[Data entries for graphics]
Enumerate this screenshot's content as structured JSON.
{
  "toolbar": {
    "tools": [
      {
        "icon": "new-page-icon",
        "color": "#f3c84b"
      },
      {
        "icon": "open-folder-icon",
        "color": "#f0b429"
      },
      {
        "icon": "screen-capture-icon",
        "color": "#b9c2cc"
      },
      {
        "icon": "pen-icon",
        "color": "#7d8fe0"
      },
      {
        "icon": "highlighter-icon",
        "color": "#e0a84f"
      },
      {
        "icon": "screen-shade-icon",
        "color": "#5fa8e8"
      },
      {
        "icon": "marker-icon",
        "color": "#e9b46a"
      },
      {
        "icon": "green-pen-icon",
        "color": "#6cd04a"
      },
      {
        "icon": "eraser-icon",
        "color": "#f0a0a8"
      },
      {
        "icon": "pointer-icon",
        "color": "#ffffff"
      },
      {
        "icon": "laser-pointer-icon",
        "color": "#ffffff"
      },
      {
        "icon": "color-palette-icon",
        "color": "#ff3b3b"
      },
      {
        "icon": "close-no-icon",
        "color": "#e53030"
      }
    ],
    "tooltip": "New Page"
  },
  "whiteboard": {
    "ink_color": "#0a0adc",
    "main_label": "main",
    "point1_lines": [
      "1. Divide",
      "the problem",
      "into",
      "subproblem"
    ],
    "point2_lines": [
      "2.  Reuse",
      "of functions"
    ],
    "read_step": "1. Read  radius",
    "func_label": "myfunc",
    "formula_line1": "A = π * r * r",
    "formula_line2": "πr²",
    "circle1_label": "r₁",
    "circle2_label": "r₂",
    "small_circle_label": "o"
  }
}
...
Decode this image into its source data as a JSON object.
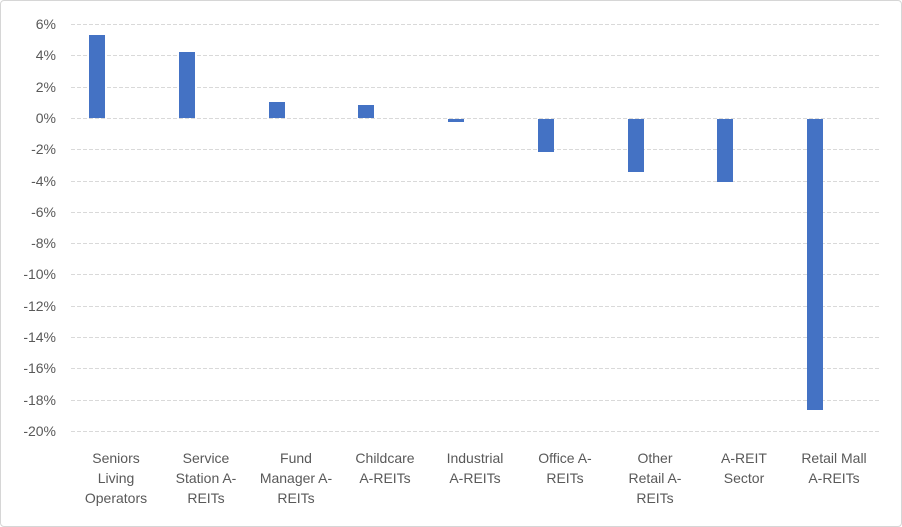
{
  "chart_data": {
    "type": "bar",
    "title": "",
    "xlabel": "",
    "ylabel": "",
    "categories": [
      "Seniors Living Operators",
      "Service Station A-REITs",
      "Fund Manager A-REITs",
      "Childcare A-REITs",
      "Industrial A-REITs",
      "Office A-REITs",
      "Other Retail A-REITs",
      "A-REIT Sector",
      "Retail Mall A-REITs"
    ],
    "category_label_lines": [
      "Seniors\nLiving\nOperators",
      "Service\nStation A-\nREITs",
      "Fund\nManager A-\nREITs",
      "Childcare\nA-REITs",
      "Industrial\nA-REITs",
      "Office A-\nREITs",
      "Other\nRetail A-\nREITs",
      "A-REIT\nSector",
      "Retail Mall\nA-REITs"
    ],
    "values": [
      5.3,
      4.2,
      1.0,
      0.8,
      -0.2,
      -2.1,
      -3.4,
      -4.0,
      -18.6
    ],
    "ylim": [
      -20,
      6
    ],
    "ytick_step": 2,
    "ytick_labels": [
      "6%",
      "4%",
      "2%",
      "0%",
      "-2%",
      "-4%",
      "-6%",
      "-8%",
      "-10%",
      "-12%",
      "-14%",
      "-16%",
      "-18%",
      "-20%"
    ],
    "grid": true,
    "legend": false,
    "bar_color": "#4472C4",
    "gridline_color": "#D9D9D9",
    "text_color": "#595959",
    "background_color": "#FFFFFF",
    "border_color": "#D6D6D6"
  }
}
--
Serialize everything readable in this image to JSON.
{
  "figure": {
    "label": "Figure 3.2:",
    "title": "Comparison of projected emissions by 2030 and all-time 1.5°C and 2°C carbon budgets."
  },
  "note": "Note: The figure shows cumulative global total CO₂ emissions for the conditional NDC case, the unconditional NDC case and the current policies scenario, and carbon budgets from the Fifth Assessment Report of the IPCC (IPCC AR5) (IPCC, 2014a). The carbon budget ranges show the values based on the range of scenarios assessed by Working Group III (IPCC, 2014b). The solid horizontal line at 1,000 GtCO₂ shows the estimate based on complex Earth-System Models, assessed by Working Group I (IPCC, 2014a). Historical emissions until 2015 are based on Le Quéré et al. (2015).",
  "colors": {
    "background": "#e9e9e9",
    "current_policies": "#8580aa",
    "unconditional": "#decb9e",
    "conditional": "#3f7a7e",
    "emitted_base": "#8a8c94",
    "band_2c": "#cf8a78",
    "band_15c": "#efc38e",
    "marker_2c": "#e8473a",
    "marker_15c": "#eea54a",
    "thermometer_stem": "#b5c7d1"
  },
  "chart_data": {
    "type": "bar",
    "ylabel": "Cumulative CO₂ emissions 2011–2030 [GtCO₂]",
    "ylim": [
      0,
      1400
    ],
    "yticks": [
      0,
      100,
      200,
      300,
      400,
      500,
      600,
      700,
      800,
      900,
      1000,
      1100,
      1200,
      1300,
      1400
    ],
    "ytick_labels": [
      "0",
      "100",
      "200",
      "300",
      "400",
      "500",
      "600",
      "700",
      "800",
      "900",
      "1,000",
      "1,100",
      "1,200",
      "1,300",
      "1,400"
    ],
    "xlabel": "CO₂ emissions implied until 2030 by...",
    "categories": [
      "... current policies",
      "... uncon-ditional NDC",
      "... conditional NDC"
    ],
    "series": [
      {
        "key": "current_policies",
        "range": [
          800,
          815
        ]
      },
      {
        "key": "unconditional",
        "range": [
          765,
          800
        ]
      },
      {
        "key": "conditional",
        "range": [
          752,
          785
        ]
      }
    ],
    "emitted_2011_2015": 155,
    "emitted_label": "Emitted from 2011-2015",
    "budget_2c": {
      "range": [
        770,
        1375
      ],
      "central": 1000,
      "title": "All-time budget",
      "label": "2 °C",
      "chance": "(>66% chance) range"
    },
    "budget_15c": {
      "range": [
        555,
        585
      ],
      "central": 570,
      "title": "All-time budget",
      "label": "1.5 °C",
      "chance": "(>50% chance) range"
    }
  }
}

(YOUR OBJECTIVE): Pick out and copy the lines of the material that include the word "values".

(ANSWER TO THE PROBLEM):
    "values": [
  "note": "Note: The figure shows cumulative global total CO₂ emissions for the conditional NDC case, the unconditional NDC case and the current policies scenario, and carbon budgets from the Fifth Assessment Report of the IPCC (IPCC AR5) (IPCC, 2014a). The carbon budget ranges show the values based on the range of scenarios assessed by Working Group III (IPCC, 2014b). The solid horizontal line at 1,000 GtCO₂ shows the estimate based on complex Earth-System Models, assessed by Working Group I (IPCC, 2014a). Historical emissions until 2015 are based on Le Quéré et al. (2015).",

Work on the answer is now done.